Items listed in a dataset
━━━━
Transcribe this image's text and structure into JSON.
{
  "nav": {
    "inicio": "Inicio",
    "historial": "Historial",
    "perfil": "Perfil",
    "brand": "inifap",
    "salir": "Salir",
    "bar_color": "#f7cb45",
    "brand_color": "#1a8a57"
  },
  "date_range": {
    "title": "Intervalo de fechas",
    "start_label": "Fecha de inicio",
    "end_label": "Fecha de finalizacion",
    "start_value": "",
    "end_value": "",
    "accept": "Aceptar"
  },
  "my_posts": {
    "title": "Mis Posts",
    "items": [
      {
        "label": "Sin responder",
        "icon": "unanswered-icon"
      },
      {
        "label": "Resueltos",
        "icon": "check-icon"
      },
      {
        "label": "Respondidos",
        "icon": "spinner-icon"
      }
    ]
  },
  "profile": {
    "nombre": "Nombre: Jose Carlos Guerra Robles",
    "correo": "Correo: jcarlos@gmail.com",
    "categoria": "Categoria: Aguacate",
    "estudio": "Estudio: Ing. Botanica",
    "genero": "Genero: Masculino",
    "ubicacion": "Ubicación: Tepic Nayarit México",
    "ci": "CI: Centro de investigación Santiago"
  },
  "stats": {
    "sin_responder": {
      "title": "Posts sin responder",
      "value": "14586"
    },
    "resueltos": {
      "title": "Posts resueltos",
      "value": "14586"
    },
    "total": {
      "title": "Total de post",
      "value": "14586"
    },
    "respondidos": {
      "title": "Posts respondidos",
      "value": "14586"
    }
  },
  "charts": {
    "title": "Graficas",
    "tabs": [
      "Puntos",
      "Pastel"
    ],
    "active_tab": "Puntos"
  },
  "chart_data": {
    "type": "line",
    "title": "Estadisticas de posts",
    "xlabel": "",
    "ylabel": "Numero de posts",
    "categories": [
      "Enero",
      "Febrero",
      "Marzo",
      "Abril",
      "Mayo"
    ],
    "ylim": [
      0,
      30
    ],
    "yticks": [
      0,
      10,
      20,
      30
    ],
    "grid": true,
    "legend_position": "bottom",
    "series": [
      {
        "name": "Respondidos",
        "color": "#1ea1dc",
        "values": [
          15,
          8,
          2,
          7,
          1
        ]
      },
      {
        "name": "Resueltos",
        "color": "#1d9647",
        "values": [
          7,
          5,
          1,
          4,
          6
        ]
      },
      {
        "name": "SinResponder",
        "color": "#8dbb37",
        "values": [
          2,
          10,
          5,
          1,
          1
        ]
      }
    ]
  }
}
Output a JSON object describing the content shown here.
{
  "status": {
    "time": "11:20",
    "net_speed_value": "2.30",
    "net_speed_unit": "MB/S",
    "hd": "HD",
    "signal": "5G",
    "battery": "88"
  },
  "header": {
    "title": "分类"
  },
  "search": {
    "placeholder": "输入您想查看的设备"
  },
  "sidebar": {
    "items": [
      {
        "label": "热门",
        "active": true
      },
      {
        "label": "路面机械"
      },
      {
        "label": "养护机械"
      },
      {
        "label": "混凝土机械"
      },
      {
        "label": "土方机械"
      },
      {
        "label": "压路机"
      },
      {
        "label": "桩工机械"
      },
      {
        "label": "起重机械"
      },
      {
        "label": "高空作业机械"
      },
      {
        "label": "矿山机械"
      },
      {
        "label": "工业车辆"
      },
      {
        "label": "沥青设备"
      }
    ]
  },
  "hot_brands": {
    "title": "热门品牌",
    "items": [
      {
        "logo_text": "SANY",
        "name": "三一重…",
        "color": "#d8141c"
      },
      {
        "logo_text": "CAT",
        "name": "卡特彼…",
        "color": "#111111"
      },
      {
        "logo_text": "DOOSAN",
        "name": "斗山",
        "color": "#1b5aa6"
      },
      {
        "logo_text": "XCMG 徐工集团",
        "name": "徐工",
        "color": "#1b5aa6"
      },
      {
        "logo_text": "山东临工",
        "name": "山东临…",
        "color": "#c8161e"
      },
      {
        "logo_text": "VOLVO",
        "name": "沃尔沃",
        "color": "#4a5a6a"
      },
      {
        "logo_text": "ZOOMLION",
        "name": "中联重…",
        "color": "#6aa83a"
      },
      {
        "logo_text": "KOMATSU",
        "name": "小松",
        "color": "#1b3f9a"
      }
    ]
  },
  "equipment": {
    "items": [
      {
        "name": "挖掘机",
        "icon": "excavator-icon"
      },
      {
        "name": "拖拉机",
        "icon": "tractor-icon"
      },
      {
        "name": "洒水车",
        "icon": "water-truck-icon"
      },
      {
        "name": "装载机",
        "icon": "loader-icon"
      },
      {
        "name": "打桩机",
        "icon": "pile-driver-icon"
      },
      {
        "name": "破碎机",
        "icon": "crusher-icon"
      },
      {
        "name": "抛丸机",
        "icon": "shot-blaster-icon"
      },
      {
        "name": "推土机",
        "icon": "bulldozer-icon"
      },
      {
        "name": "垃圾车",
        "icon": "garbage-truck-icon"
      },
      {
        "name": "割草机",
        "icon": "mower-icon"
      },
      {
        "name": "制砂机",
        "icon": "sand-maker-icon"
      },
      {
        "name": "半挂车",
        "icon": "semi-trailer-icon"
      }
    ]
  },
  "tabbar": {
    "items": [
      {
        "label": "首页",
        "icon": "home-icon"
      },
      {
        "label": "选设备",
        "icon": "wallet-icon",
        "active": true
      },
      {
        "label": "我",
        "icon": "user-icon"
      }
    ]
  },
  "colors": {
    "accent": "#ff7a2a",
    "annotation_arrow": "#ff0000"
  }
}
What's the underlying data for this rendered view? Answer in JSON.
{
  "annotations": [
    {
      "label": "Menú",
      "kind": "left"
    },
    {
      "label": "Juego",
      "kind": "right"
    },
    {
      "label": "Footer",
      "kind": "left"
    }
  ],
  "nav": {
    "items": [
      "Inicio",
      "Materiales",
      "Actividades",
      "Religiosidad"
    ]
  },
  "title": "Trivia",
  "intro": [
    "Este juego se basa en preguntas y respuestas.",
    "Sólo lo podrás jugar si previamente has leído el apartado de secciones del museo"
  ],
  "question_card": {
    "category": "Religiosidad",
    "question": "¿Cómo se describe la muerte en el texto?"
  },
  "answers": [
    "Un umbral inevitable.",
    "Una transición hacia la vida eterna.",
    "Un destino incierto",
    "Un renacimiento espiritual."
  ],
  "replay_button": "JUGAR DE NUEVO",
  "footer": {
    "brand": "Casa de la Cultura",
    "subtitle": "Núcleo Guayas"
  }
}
━━━━
§ **Written request**
Every record above must be duplicated exactly.

§ **Answer for this exercise**
Transcribe this image's text and structure into JSON.
{
  "nav": {
    "inicio": "Inicio",
    "historial": "Historial",
    "perfil": "Perfil",
    "brand": "inifap",
    "salir": "Salir",
    "bar_color": "#f7cb45",
    "brand_color": "#1a8a57"
  },
  "date_range": {
    "title": "Intervalo de fechas",
    "start_label": "Fecha de inicio",
    "end_label": "Fecha de finalizacion",
    "start_value": "",
    "end_value": "",
    "accept": "Aceptar"
  },
  "my_posts": {
    "title": "Mis Posts",
    "items": [
      {
        "label": "Sin responder",
        "icon": "unanswered-icon"
      },
      {
        "label": "Resueltos",
        "icon": "check-icon"
      },
      {
        "label": "Respondidos",
        "icon": "spinner-icon"
      }
    ]
  },
  "profile": {
    "nombre": "Nombre: Jose Carlos Guerra Robles",
    "correo": "Correo: jcarlos@gmail.com",
    "categoria": "Categoria: Aguacate",
    "estudio": "Estudio: Ing. Botanica",
    "genero": "Genero: Masculino",
    "ubicacion": "Ubicación: Tepic Nayarit México",
    "ci": "CI: Centro de investigación Santiago"
  },
  "stats": {
    "sin_responder": {
      "title": "Posts sin responder",
      "value": "14586"
    },
    "resueltos": {
      "title": "Posts resueltos",
      "value": "14586"
    },
    "total": {
      "title": "Total de post",
      "value": "14586"
    },
    "respondidos": {
      "title": "Posts respondidos",
      "value": "14586"
    }
  },
  "charts": {
    "title": "Graficas",
    "tabs": [
      "Puntos",
      "Pastel"
    ],
    "active_tab": "Puntos"
  },
  "chart_data": {
    "type": "line",
    "title": "Estadisticas de posts",
    "xlabel": "",
    "ylabel": "Numero de posts",
    "categories": [
      "Enero",
      "Febrero",
      "Marzo",
      "Abril",
      "Mayo"
    ],
    "ylim": [
      0,
      30
    ],
    "yticks": [
      0,
      10,
      20,
      30
    ],
    "grid": true,
    "legend_position": "bottom",
    "series": [
      {
        "name": "Respondidos",
        "color": "#1ea1dc",
        "values": [
          15,
          8,
          2,
          7,
          1
        ]
      },
      {
        "name": "Resueltos",
        "color": "#1d9647",
        "values": [
          7,
          5,
          1,
          4,
          6
        ]
      },
      {
        "name": "SinResponder",
        "color": "#8dbb37",
        "values": [
          2,
          10,
          5,
          1,
          1
        ]
      }
    ]
  }
}
Output a JSON object describing the content shown here.
{
  "status": {
    "time": "11:20",
    "net_speed_value": "2.30",
    "net_speed_unit": "MB/S",
    "hd": "HD",
    "signal": "5G",
    "battery": "88"
  },
  "header": {
    "title": "分类"
  },
  "search": {
    "placeholder": "输入您想查看的设备"
  },
  "sidebar": {
    "items": [
      {
        "label": "热门",
        "active": true
      },
      {
        "label": "路面机械"
      },
      {
        "label": "养护机械"
      },
      {
        "label": "混凝土机械"
      },
      {
        "label": "土方机械"
      },
      {
        "label": "压路机"
      },
      {
        "label": "桩工机械"
      },
      {
        "label": "起重机械"
      },
      {
        "label": "高空作业机械"
      },
      {
        "label": "矿山机械"
      },
      {
        "label": "工业车辆"
      },
      {
        "label": "沥青设备"
      }
    ]
  },
  "hot_brands": {
    "title": "热门品牌",
    "items": [
      {
        "logo_text": "SANY",
        "name": "三一重…",
        "color": "#d8141c"
      },
      {
        "logo_text": "CAT",
        "name": "卡特彼…",
        "color": "#111111"
      },
      {
        "logo_text": "DOOSAN",
        "name": "斗山",
        "color": "#1b5aa6"
      },
      {
        "logo_text": "XCMG 徐工集团",
        "name": "徐工",
        "color": "#1b5aa6"
      },
      {
        "logo_text": "山东临工",
        "name": "山东临…",
        "color": "#c8161e"
      },
      {
        "logo_text": "VOLVO",
        "name": "沃尔沃",
        "color": "#4a5a6a"
      },
      {
        "logo_text": "ZOOMLION",
        "name": "中联重…",
        "color": "#6aa83a"
      },
      {
        "logo_text": "KOMATSU",
        "name": "小松",
        "color": "#1b3f9a"
      }
    ]
  },
  "equipment": {
    "items": [
      {
        "name": "挖掘机",
        "icon": "excavator-icon"
      },
      {
        "name": "拖拉机",
        "icon": "tractor-icon"
      },
      {
        "name": "洒水车",
        "icon": "water-truck-icon"
      },
      {
        "name": "装载机",
        "icon": "loader-icon"
      },
      {
        "name": "打桩机",
        "icon": "pile-driver-icon"
      },
      {
        "name": "破碎机",
        "icon": "crusher-icon"
      },
      {
        "name": "抛丸机",
        "icon": "shot-blaster-icon"
      },
      {
        "name": "推土机",
        "icon": "bulldozer-icon"
      },
      {
        "name": "垃圾车",
        "icon": "garbage-truck-icon"
      },
      {
        "name": "割草机",
        "icon": "mower-icon"
      },
      {
        "name": "制砂机",
        "icon": "sand-maker-icon"
      },
      {
        "name": "半挂车",
        "icon": "semi-trailer-icon"
      }
    ]
  },
  "tabbar": {
    "items": [
      {
        "label": "首页",
        "icon": "home-icon"
      },
      {
        "label": "选设备",
        "icon": "wallet-icon",
        "active": true
      },
      {
        "label": "我",
        "icon": "user-icon"
      }
    ]
  },
  "colors": {
    "accent": "#ff7a2a",
    "annotation_arrow": "#ff0000"
  }
}
What's the underlying data for this rendered view? Answer in JSON.
{
  "annotations": [
    {
      "label": "Menú",
      "kind": "left"
    },
    {
      "label": "Juego",
      "kind": "right"
    },
    {
      "label": "Footer",
      "kind": "left"
    }
  ],
  "nav": {
    "items": [
      "Inicio",
      "Materiales",
      "Actividades",
      "Religiosidad"
    ]
  },
  "title": "Trivia",
  "intro": [
    "Este juego se basa en preguntas y respuestas.",
    "Sólo lo podrás jugar si previamente has leído el apartado de secciones del museo"
  ],
  "question_card": {
    "category": "Religiosidad",
    "question": "¿Cómo se describe la muerte en el texto?"
  },
  "answers": [
    "Un umbral inevitable.",
    "Una transición hacia la vida eterna.",
    "Un destino incierto",
    "Un renacimiento espiritual."
  ],
  "replay_button": "JUGAR DE NUEVO",
  "footer": {
    "brand": "Casa de la Cultura",
    "subtitle": "Núcleo Guayas"
  }
}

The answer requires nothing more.